_Supplied data_.

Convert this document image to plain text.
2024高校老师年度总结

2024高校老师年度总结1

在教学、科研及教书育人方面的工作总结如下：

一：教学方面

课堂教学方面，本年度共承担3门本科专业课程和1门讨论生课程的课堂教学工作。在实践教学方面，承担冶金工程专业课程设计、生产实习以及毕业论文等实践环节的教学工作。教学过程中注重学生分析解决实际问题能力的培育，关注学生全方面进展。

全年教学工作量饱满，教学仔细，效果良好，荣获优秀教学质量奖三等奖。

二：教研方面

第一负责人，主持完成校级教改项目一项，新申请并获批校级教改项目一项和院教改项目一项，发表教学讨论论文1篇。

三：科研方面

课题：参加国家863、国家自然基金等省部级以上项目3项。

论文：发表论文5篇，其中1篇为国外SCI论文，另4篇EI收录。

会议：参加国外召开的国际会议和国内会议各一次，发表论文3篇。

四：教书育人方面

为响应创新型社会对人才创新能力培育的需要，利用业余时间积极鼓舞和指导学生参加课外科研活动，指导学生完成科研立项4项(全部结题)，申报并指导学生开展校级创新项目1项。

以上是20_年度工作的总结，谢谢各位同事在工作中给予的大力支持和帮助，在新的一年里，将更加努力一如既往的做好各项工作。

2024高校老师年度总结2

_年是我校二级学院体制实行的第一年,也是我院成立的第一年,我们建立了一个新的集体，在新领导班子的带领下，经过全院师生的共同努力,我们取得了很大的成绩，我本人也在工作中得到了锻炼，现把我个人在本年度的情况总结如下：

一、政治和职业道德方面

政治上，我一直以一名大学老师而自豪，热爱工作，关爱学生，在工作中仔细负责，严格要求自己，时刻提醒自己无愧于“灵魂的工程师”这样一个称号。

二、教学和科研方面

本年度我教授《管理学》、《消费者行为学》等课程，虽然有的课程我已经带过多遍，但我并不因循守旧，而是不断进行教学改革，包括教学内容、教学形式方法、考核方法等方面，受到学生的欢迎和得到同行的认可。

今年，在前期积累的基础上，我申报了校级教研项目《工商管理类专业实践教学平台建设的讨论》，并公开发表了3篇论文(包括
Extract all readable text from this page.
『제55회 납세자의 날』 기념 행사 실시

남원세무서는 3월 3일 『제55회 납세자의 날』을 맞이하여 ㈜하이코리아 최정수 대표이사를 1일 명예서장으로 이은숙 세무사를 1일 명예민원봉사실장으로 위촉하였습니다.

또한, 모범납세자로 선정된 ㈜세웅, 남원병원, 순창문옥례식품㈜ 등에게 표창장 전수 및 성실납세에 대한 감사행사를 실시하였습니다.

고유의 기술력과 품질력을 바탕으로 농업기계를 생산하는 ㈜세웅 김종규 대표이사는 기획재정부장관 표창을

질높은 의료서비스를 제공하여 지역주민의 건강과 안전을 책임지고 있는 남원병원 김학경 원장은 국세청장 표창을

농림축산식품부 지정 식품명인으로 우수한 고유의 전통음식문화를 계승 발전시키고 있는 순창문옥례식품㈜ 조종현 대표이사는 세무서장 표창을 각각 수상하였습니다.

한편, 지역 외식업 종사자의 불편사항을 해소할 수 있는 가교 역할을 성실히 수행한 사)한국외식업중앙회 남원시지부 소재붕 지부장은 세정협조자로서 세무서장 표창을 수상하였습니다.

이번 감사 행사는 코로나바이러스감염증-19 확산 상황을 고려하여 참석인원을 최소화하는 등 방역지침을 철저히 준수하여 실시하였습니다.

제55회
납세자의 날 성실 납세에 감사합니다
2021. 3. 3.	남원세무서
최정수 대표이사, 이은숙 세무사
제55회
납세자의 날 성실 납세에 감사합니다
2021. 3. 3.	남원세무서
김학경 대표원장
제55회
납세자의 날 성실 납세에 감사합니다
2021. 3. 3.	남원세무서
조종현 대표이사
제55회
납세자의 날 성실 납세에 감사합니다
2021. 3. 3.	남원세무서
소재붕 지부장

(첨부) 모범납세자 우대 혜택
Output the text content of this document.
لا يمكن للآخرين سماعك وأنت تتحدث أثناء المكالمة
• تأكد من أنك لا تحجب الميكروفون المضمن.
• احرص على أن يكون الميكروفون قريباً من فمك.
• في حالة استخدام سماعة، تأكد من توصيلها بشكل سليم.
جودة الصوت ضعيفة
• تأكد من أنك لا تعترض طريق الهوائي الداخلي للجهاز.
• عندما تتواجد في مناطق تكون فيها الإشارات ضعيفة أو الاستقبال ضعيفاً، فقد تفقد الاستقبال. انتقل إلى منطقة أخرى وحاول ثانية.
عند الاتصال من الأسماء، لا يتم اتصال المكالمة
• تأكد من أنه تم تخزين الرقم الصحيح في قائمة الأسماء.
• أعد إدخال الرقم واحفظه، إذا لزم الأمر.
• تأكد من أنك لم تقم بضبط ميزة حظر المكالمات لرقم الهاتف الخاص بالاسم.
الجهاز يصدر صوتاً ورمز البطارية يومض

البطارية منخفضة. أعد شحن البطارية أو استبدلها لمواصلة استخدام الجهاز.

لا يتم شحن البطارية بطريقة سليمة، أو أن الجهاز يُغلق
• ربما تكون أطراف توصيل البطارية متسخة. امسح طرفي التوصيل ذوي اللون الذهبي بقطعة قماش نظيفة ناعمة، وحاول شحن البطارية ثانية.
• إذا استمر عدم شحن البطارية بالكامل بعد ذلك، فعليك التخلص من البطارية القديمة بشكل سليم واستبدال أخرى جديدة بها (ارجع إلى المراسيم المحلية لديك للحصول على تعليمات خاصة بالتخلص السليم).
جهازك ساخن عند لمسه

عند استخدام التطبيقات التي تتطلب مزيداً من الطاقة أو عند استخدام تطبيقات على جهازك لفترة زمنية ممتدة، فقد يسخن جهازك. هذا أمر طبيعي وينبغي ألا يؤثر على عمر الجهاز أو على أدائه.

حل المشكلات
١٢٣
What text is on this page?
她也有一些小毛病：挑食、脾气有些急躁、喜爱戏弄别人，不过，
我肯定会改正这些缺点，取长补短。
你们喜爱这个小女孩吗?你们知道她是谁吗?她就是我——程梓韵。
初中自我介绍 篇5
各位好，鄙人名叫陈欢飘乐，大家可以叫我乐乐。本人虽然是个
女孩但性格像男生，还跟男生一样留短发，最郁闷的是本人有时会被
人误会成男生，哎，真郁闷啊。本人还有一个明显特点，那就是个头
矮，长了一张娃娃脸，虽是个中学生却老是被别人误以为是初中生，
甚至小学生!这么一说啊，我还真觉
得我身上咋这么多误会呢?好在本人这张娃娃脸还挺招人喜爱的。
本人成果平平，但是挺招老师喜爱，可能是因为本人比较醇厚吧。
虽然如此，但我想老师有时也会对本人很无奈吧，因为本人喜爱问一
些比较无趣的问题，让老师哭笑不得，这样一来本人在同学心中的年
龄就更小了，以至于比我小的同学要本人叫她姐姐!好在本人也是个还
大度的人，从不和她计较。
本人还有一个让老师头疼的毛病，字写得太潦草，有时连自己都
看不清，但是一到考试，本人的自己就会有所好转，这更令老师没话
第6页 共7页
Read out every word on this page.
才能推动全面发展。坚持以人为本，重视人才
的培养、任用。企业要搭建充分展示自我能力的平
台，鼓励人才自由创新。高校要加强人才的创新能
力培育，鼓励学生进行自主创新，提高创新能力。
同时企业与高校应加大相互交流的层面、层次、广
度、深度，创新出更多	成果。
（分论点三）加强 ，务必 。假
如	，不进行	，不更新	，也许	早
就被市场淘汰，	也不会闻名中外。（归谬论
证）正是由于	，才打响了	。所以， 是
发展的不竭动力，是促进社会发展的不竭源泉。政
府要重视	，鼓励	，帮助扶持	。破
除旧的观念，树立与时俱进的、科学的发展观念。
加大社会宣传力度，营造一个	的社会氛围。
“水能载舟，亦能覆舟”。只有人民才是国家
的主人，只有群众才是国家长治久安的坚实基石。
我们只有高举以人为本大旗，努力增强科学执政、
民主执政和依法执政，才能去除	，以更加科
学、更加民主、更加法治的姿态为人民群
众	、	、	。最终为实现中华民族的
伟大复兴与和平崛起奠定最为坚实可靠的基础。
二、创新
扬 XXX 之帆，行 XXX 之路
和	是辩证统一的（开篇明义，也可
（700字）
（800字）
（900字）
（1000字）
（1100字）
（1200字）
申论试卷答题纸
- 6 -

_Objective_.
Please retype, exactly as written, every line from the line containing "Read out every word on this page." through the last line of the records above, including both of those lines, and nothing else.

_The result_.
Read out every word on this page.
才能推动全面发展。坚持以人为本，重视人才
的培养、任用。企业要搭建充分展示自我能力的平
台，鼓励人才自由创新。高校要加强人才的创新能
力培育，鼓励学生进行自主创新，提高创新能力。
同时企业与高校应加大相互交流的层面、层次、广
度、深度，创新出更多	成果。
（分论点三）加强 ，务必 。假
如	，不进行	，不更新	，也许	早
就被市场淘汰，	也不会闻名中外。（归谬论
证）正是由于	，才打响了	。所以， 是
发展的不竭动力，是促进社会发展的不竭源泉。政
府要重视	，鼓励	，帮助扶持	。破
除旧的观念，树立与时俱进的、科学的发展观念。
加大社会宣传力度，营造一个	的社会氛围。
“水能载舟，亦能覆舟”。只有人民才是国家
的主人，只有群众才是国家长治久安的坚实基石。
我们只有高举以人为本大旗，努力增强科学执政、
民主执政和依法执政，才能去除	，以更加科
学、更加民主、更加法治的姿态为人民群
众	、	、	。最终为实现中华民族的
伟大复兴与和平崛起奠定最为坚实可靠的基础。
二、创新
扬 XXX 之帆，行 XXX 之路
和	是辩证统一的（开篇明义，也可
（700字）
（800字）
（900字）
（1000字）
（1100字）
（1200字）
申论试卷答题纸
- 6 -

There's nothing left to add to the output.